(WHAT YOU WILL DO)
Could you give the data below again, exactly and completely?

(DATA ROWS)
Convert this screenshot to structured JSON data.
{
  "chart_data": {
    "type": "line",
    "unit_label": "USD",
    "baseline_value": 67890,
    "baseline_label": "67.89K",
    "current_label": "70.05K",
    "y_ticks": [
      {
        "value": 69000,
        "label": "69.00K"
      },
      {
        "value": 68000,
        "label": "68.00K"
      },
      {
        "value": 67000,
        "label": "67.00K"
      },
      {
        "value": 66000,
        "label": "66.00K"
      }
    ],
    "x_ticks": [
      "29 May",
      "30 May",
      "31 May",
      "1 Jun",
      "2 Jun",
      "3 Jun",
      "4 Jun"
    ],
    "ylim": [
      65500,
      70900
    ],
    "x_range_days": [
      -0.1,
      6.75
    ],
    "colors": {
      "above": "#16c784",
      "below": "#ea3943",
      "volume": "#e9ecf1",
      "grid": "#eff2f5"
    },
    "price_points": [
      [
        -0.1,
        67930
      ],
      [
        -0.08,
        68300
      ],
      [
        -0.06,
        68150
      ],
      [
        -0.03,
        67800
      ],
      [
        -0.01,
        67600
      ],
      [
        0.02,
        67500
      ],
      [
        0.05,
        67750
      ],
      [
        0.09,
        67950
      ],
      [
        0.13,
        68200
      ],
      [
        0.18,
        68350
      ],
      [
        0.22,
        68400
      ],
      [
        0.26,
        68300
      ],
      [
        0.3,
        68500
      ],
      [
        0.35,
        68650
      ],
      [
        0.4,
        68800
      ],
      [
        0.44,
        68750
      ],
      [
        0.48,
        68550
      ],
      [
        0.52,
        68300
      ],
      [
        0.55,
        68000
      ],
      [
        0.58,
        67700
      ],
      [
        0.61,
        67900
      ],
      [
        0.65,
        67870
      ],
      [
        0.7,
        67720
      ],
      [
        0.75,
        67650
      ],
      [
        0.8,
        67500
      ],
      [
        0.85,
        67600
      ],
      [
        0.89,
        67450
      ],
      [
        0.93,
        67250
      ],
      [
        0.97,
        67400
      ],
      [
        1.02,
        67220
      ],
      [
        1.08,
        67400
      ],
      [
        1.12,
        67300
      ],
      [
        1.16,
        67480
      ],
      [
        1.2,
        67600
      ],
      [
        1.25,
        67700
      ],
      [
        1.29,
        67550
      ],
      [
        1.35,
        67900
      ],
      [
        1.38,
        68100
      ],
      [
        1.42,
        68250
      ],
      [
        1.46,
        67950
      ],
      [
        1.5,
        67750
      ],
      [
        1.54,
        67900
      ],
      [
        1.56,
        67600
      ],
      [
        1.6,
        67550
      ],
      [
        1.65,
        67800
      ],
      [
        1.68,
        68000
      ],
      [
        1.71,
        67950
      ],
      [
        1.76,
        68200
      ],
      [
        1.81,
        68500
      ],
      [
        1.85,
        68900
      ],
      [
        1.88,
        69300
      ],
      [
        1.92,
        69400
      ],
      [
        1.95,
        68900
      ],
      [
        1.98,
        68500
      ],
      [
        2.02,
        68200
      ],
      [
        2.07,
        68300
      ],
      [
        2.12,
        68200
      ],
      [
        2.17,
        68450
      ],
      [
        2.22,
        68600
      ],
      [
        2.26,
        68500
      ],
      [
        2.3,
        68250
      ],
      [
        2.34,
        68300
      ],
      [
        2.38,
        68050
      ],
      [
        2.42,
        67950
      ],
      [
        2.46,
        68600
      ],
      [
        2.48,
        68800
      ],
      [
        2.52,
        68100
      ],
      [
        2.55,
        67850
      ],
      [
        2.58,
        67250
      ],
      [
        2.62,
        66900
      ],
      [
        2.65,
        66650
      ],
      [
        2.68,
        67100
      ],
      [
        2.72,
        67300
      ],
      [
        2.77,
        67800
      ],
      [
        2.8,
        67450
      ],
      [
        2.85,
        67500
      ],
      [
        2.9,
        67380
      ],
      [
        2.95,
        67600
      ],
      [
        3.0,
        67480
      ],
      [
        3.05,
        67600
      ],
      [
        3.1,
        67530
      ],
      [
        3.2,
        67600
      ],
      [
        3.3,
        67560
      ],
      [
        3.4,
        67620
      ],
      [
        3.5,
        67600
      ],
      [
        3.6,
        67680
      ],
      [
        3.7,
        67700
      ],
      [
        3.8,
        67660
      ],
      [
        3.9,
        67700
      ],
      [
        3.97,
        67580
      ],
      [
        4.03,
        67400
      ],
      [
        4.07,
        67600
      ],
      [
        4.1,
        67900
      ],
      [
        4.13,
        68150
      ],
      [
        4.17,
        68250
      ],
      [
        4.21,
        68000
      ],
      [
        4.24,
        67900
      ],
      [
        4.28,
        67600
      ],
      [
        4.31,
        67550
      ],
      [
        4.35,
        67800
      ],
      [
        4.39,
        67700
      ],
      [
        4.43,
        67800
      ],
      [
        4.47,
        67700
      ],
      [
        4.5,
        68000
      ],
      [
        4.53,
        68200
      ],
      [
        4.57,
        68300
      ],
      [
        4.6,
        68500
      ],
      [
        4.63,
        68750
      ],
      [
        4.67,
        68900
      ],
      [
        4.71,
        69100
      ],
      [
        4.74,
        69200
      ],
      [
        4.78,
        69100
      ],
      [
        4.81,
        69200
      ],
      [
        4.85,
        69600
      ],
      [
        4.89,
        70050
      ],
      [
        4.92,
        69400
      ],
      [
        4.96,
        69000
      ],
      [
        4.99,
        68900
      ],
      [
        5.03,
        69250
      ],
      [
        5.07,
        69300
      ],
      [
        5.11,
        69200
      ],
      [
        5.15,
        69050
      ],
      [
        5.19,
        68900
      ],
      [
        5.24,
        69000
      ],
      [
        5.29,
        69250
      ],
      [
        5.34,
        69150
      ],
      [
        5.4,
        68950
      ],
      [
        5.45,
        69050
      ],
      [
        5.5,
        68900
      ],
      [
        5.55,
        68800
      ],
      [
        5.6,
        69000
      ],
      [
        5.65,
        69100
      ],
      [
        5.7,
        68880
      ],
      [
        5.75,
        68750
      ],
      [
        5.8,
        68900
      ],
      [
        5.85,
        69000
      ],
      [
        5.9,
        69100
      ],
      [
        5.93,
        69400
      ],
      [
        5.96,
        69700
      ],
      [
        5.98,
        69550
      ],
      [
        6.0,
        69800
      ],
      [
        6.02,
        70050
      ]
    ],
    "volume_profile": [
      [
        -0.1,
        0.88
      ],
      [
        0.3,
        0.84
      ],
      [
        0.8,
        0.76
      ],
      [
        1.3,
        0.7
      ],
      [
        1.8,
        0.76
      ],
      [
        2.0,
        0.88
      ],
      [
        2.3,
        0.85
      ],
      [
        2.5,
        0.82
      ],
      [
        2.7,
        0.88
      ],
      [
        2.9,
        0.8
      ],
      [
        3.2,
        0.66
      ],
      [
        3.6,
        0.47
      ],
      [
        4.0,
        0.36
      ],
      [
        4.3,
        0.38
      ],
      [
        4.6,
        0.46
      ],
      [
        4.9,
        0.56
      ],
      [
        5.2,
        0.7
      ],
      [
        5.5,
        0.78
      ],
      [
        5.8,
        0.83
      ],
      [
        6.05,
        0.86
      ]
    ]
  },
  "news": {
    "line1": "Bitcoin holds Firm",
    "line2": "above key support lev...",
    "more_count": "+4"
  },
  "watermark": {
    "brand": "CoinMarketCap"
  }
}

(PROBLEM SOLUTION)
Convert this screenshot to structured JSON data.
{
  "chart_data": {
    "type": "line",
    "unit_label": "USD",
    "baseline_value": 67890,
    "baseline_label": "67.89K",
    "current_label": "70.05K",
    "y_ticks": [
      {
        "value": 69000,
        "label": "69.00K"
      },
      {
        "value": 68000,
        "label": "68.00K"
      },
      {
        "value": 67000,
        "label": "67.00K"
      },
      {
        "value": 66000,
        "label": "66.00K"
      }
    ],
    "x_ticks": [
      "29 May",
      "30 May",
      "31 May",
      "1 Jun",
      "2 Jun",
      "3 Jun",
      "4 Jun"
    ],
    "ylim": [
      65500,
      70900
    ],
    "x_range_days": [
      -0.1,
      6.75
    ],
    "colors": {
      "above": "#16c784",
      "below": "#ea3943",
      "volume": "#e9ecf1",
      "grid": "#eff2f5"
    },
    "price_points": [
      [
        -0.1,
        67930
      ],
      [
        -0.08,
        68300
      ],
      [
        -0.06,
        68150
      ],
      [
        -0.03,
        67800
      ],
      [
        -0.01,
        67600
      ],
      [
        0.02,
        67500
      ],
      [
        0.05,
        67750
      ],
      [
        0.09,
        67950
      ],
      [
        0.13,
        68200
      ],
      [
        0.18,
        68350
      ],
      [
        0.22,
        68400
      ],
      [
        0.26,
        68300
      ],
      [
        0.3,
        68500
      ],
      [
        0.35,
        68650
      ],
      [
        0.4,
        68800
      ],
      [
        0.44,
        68750
      ],
      [
        0.48,
        68550
      ],
      [
        0.52,
        68300
      ],
      [
        0.55,
        68000
      ],
      [
        0.58,
        67700
      ],
      [
        0.61,
        67900
      ],
      [
        0.65,
        67870
      ],
      [
        0.7,
        67720
      ],
      [
        0.75,
        67650
      ],
      [
        0.8,
        67500
      ],
      [
        0.85,
        67600
      ],
      [
        0.89,
        67450
      ],
      [
        0.93,
        67250
      ],
      [
        0.97,
        67400
      ],
      [
        1.02,
        67220
      ],
      [
        1.08,
        67400
      ],
      [
        1.12,
        67300
      ],
      [
        1.16,
        67480
      ],
      [
        1.2,
        67600
      ],
      [
        1.25,
        67700
      ],
      [
        1.29,
        67550
      ],
      [
        1.35,
        67900
      ],
      [
        1.38,
        68100
      ],
      [
        1.42,
        68250
      ],
      [
        1.46,
        67950
      ],
      [
        1.5,
        67750
      ],
      [
        1.54,
        67900
      ],
      [
        1.56,
        67600
      ],
      [
        1.6,
        67550
      ],
      [
        1.65,
        67800
      ],
      [
        1.68,
        68000
      ],
      [
        1.71,
        67950
      ],
      [
        1.76,
        68200
      ],
      [
        1.81,
        68500
      ],
      [
        1.85,
        68900
      ],
      [
        1.88,
        69300
      ],
      [
        1.92,
        69400
      ],
      [
        1.95,
        68900
      ],
      [
        1.98,
        68500
      ],
      [
        2.02,
        68200
      ],
      [
        2.07,
        68300
      ],
      [
        2.12,
        68200
      ],
      [
        2.17,
        68450
      ],
      [
        2.22,
        68600
      ],
      [
        2.26,
        68500
      ],
      [
        2.3,
        68250
      ],
      [
        2.34,
        68300
      ],
      [
        2.38,
        68050
      ],
      [
        2.42,
        67950
      ],
      [
        2.46,
        68600
      ],
      [
        2.48,
        68800
      ],
      [
        2.52,
        68100
      ],
      [
        2.55,
        67850
      ],
      [
        2.58,
        67250
      ],
      [
        2.62,
        66900
      ],
      [
        2.65,
        66650
      ],
      [
        2.68,
        67100
      ],
      [
        2.72,
        67300
      ],
      [
        2.77,
        67800
      ],
      [
        2.8,
        67450
      ],
      [
        2.85,
        67500
      ],
      [
        2.9,
        67380
      ],
      [
        2.95,
        67600
      ],
      [
        3.0,
        67480
      ],
      [
        3.05,
        67600
      ],
      [
        3.1,
        67530
      ],
      [
        3.2,
        67600
      ],
      [
        3.3,
        67560
      ],
      [
        3.4,
        67620
      ],
      [
        3.5,
        67600
      ],
      [
        3.6,
        67680
      ],
      [
        3.7,
        67700
      ],
      [
        3.8,
        67660
      ],
      [
        3.9,
        67700
      ],
      [
        3.97,
        67580
      ],
      [
        4.03,
        67400
      ],
      [
        4.07,
        67600
      ],
      [
        4.1,
        67900
      ],
      [
        4.13,
        68150
      ],
      [
        4.17,
        68250
      ],
      [
        4.21,
        68000
      ],
      [
        4.24,
        67900
      ],
      [
        4.28,
        67600
      ],
      [
        4.31,
        67550
      ],
      [
        4.35,
        67800
      ],
      [
        4.39,
        67700
      ],
      [
        4.43,
        67800
      ],
      [
        4.47,
        67700
      ],
      [
        4.5,
        68000
      ],
      [
        4.53,
        68200
      ],
      [
        4.57,
        68300
      ],
      [
        4.6,
        68500
      ],
      [
        4.63,
        68750
      ],
      [
        4.67,
        68900
      ],
      [
        4.71,
        69100
      ],
      [
        4.74,
        69200
      ],
      [
        4.78,
        69100
      ],
      [
        4.81,
        69200
      ],
      [
        4.85,
        69600
      ],
      [
        4.89,
        70050
      ],
      [
        4.92,
        69400
      ],
      [
        4.96,
        69000
      ],
      [
        4.99,
        68900
      ],
      [
        5.03,
        69250
      ],
      [
        5.07,
        69300
      ],
      [
        5.11,
        69200
      ],
      [
        5.15,
        69050
      ],
      [
        5.19,
        68900
      ],
      [
        5.24,
        69000
      ],
      [
        5.29,
        69250
      ],
      [
        5.34,
        69150
      ],
      [
        5.4,
        68950
      ],
      [
        5.45,
        69050
      ],
      [
        5.5,
        68900
      ],
      [
        5.55,
        68800
      ],
      [
        5.6,
        69000
      ],
      [
        5.65,
        69100
      ],
      [
        5.7,
        68880
      ],
      [
        5.75,
        68750
      ],
      [
        5.8,
        68900
      ],
      [
        5.85,
        69000
      ],
      [
        5.9,
        69100
      ],
      [
        5.93,
        69400
      ],
      [
        5.96,
        69700
      ],
      [
        5.98,
        69550
      ],
      [
        6.0,
        69800
      ],
      [
        6.02,
        70050
      ]
    ],
    "volume_profile": [
      [
        -0.1,
        0.88
      ],
      [
        0.3,
        0.84
      ],
      [
        0.8,
        0.76
      ],
      [
        1.3,
        0.7
      ],
      [
        1.8,
        0.76
      ],
      [
        2.0,
        0.88
      ],
      [
        2.3,
        0.85
      ],
      [
        2.5,
        0.82
      ],
      [
        2.7,
        0.88
      ],
      [
        2.9,
        0.8
      ],
      [
        3.2,
        0.66
      ],
      [
        3.6,
        0.47
      ],
      [
        4.0,
        0.36
      ],
      [
        4.3,
        0.38
      ],
      [
        4.6,
        0.46
      ],
      [
        4.9,
        0.56
      ],
      [
        5.2,
        0.7
      ],
      [
        5.5,
        0.78
      ],
      [
        5.8,
        0.83
      ],
      [
        6.05,
        0.86
      ]
    ]
  },
  "news": {
    "line1": "Bitcoin holds Firm",
    "line2": "above key support lev...",
    "more_count": "+4"
  },
  "watermark": {
    "brand": "CoinMarketCap"
  }
}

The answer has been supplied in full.